● SET TASK: Please rewrite the rows from the line with "heatmap-cell [42, 558, 74, 565]" up to and including the line with "heatmap-cell [73, 447, 105, 453]", replacing "legend-tick-4" with "legend-label-4" and leaving everything else as it is.

● EXERCISE MATERIAL:
☆ ☆ ☆ ☆ ☆
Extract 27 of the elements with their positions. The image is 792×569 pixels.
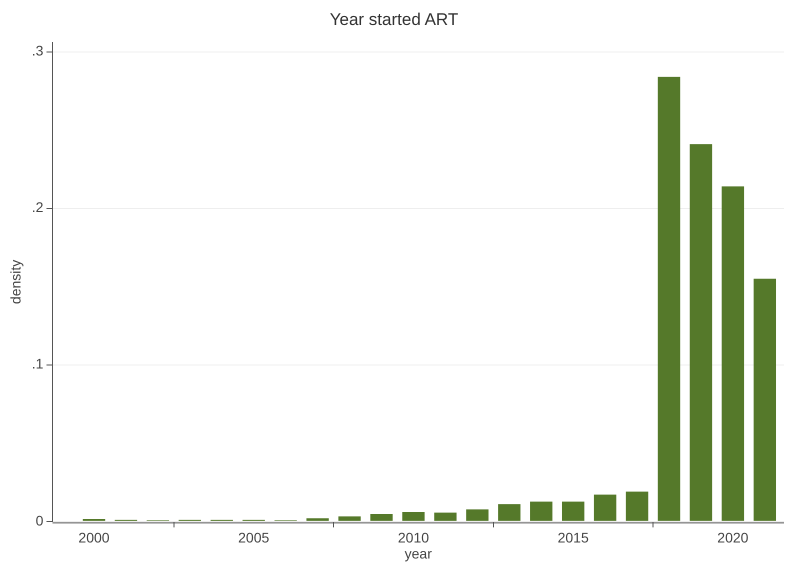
x-tick-label: 2020 xyxy=(717,530,749,546)
bar xyxy=(562,502,584,521)
x-tick-label: 2005 xyxy=(238,530,270,546)
bar xyxy=(466,509,489,521)
bar xyxy=(370,514,393,521)
y-axis-title: density xyxy=(7,260,24,304)
bar xyxy=(722,186,744,521)
bar xyxy=(594,494,616,521)
x-axis-title: year xyxy=(404,545,432,562)
chart-title: Year started ART xyxy=(330,10,458,29)
bar xyxy=(754,278,776,521)
bar xyxy=(498,504,520,521)
bar xyxy=(338,516,361,521)
bar xyxy=(658,76,680,521)
x-tick-label: 2015 xyxy=(558,530,589,546)
bar xyxy=(626,492,648,521)
bar xyxy=(306,518,329,521)
y-tick-label: .2 xyxy=(32,199,44,216)
x-tick-label: 2010 xyxy=(398,530,430,546)
bar xyxy=(690,144,712,521)
y-tick-label: .3 xyxy=(32,42,44,59)
y-tick-label: 0 xyxy=(36,512,44,528)
bar xyxy=(530,502,552,521)
y-tick-label: .1 xyxy=(32,356,44,372)
bar xyxy=(434,512,457,521)
x-tick-label: 2000 xyxy=(78,530,110,546)
bar xyxy=(402,512,425,521)
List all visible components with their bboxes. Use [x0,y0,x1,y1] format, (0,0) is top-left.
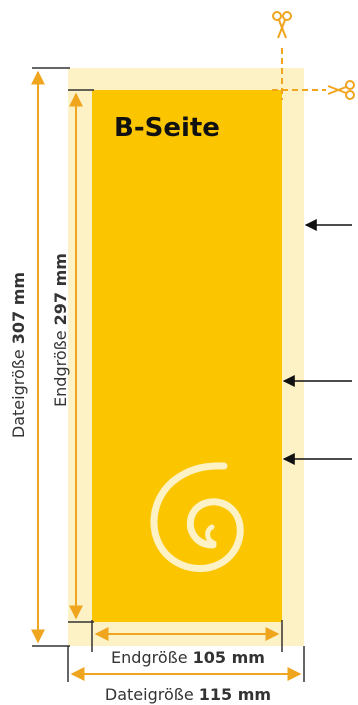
scissors-icon [272,11,292,39]
file-width-value: 115 mm [199,685,271,704]
final-width-value: 105 mm [193,648,265,667]
dimension-file-height [31,67,70,647]
final-height-label: Endgröße 297 mm [51,253,70,407]
final-height-value: 297 mm [51,253,70,325]
dimension-file-width [67,646,305,682]
file-width-label: Dateigröße 115 mm [105,685,271,704]
final-width-prefix: Endgröße [111,648,193,667]
scissors-icon [327,80,355,100]
file-height-label: Dateigröße 307 mm [9,272,28,438]
cut-marks [272,48,326,100]
file-width-prefix: Dateigröße [105,685,199,704]
pointer-arrows [282,219,352,465]
file-height-value: 307 mm [9,272,28,344]
spiral-logo-icon [150,462,244,572]
dimension-final-height [68,89,94,623]
final-width-label: Endgröße 105 mm [111,648,265,667]
file-height-prefix: Dateigröße [9,344,28,438]
dimension-final-width [91,620,283,652]
final-format-panel [92,90,282,622]
final-height-prefix: Endgröße [51,325,70,407]
side-title: B-Seite [114,113,220,143]
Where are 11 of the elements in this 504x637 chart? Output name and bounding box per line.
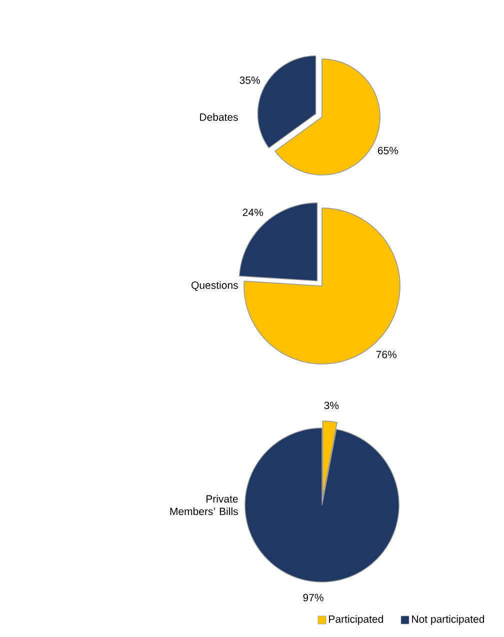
text: Private Members’ Bills xyxy=(170,494,238,516)
data-label: 76% xyxy=(376,350,396,358)
text: Questions xyxy=(192,281,238,291)
data-label: 24% xyxy=(242,208,263,216)
legend-label: Participated xyxy=(329,615,383,625)
text: Debates xyxy=(200,113,238,121)
data-label: 65% xyxy=(378,146,398,154)
legend-label: Not participated xyxy=(412,615,484,625)
data-label: 35% xyxy=(240,76,260,84)
data-label: 3% xyxy=(324,402,339,410)
data-label: 97% xyxy=(303,594,324,602)
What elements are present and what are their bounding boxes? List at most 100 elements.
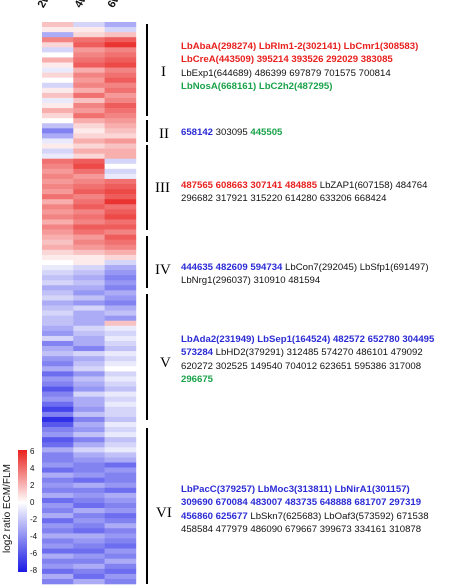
heatmap-cell [42, 558, 74, 565]
heatmap-cell [104, 492, 137, 499]
heatmap-cell [73, 143, 105, 149]
heatmap-cell [73, 335, 105, 342]
heatmap-cell [73, 97, 105, 104]
legend-tick-4: 4 [30, 464, 35, 473]
heatmap-cell [42, 320, 74, 327]
heatmap-cell [104, 578, 137, 585]
heatmap-cell [104, 447, 137, 453]
heatmap-cell [42, 346, 74, 352]
heatmap-cell [73, 447, 105, 453]
heatmap-cell [73, 427, 105, 433]
heatmap-cell [104, 173, 137, 180]
heatmap-cell [42, 482, 74, 489]
heatmap-cell [42, 184, 74, 190]
heatmap-cell [73, 548, 105, 554]
heatmap-cell [42, 325, 74, 332]
gene-list-IV: 444635 482609 594734 LbCon7(292045) LbSf… [181, 261, 429, 288]
heatmap-cell [104, 457, 137, 463]
heatmap-cell [104, 548, 137, 554]
heatmap-cell [104, 513, 137, 519]
heatmap-cell [73, 538, 105, 544]
heatmap-cell [42, 356, 74, 362]
cluster-label-IV: IV [155, 262, 171, 278]
gene-list-VI: LbPacC(379257) LbMoc3(313811) LbNirA1(30… [181, 483, 429, 537]
heatmap-cell [104, 77, 137, 84]
gene-text: LbPacC(379257) LbMoc3(313811) LbNirA1(30… [181, 484, 410, 495]
heatmap-cell [73, 72, 105, 78]
heatmap-cell [73, 42, 105, 48]
legend-tick-0: 0 [30, 498, 35, 507]
heatmap-cell [42, 518, 74, 524]
heatmap-cell [104, 118, 137, 124]
gene-text: LbZAP1(607158) 484764 [317, 180, 428, 191]
heatmap-cell [42, 462, 74, 468]
heatmap-cell [73, 194, 105, 200]
heatmap-cell [104, 502, 137, 509]
heatmap-cell [42, 22, 74, 28]
heatmap-cell [42, 421, 74, 428]
heatmap-cell [42, 340, 74, 347]
heatmap-cell [73, 391, 105, 397]
heatmap-cell [104, 416, 137, 423]
heatmap-cell [42, 533, 74, 539]
gene-text: 573284 [181, 347, 214, 359]
heatmap-cell [42, 573, 74, 580]
heatmap-cell [104, 386, 137, 392]
heatmap-cell [73, 285, 105, 291]
gene-line: 456860 625677 LbSkn7(625683) LbOaf3(5735… [181, 510, 429, 523]
gene-text: 620272 302525 149540 704012 623651 59538… [181, 360, 422, 372]
heatmap-cell [73, 432, 105, 438]
heatmap-cell [73, 533, 105, 539]
heatmap-cell [104, 249, 137, 256]
heatmap-cell [104, 259, 137, 266]
heatmap-cell [73, 204, 105, 210]
heatmap-cell [42, 437, 74, 443]
heatmap-cell [104, 209, 137, 215]
heatmap-cell [42, 62, 74, 68]
heatmap-cell [104, 113, 137, 119]
gene-text: 445505 [250, 127, 283, 138]
heatmap-cell [42, 52, 74, 58]
heatmap-cell [42, 290, 74, 296]
heatmap-cell [42, 508, 74, 514]
heatmap-cell [73, 163, 105, 170]
heatmap-cell [104, 351, 137, 357]
heatmap-cell [73, 295, 105, 301]
gene-text: LbAda2(231949) LbSep1(164524) 482572 652… [181, 334, 435, 345]
heatmap-cell [104, 47, 137, 53]
heatmap-cell [73, 523, 105, 529]
heatmap-cell [104, 528, 137, 534]
legend-tick-neg6: -6 [30, 549, 38, 558]
heatmap-cell [42, 477, 74, 484]
heatmap-cell [104, 239, 137, 246]
heatmap-cell [73, 52, 105, 58]
heatmap-cell [42, 502, 74, 509]
heatmap-cell [73, 27, 105, 33]
gene-text: LbCon7(292045) LbSfp1(691497) [282, 262, 429, 273]
heatmap-cell [104, 568, 137, 575]
heatmap-cell [104, 335, 137, 342]
gene-text: LbAbaA(298274) LbRlm1-2(302141) LbCmr1(3… [181, 41, 419, 52]
heatmap-cell [104, 558, 137, 565]
heatmap-cell [104, 462, 137, 468]
legend-color-bar [18, 450, 27, 572]
heatmap-cell [42, 224, 74, 230]
heatmap-cell [73, 452, 105, 458]
heatmap-cell [73, 573, 105, 580]
heatmap-cell [73, 416, 105, 423]
heatmap-cell [73, 22, 105, 28]
heatmap-cell [42, 113, 74, 119]
heatmap-cell [104, 396, 137, 403]
heatmap-cell [42, 386, 74, 392]
heatmap-cell [73, 229, 105, 235]
heatmap-cell [73, 487, 105, 494]
heatmap-cell [73, 502, 105, 509]
heatmap-cell [42, 82, 74, 89]
heatmap-cell [104, 411, 137, 418]
heatmap-cell [73, 234, 105, 241]
heatmap-cell [73, 209, 105, 215]
heatmap-cell [73, 371, 105, 377]
heatmap-cell [42, 447, 74, 453]
heatmap-cell [73, 67, 105, 73]
heatmap-cell [42, 543, 74, 549]
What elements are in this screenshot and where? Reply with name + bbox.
☆ ☆ ☆ ☆ ☆
● RESPONSE FOR THIS EXERCISE:
heatmap-cell [42, 558, 74, 565]
heatmap-cell [104, 492, 137, 499]
heatmap-cell [73, 143, 105, 149]
heatmap-cell [73, 335, 105, 342]
heatmap-cell [73, 97, 105, 104]
legend-label-4: 4 [30, 464, 35, 473]
heatmap-cell [42, 320, 74, 327]
heatmap-cell [104, 578, 137, 585]
heatmap-cell [104, 447, 137, 453]
heatmap-cell [42, 346, 74, 352]
heatmap-cell [73, 447, 105, 453]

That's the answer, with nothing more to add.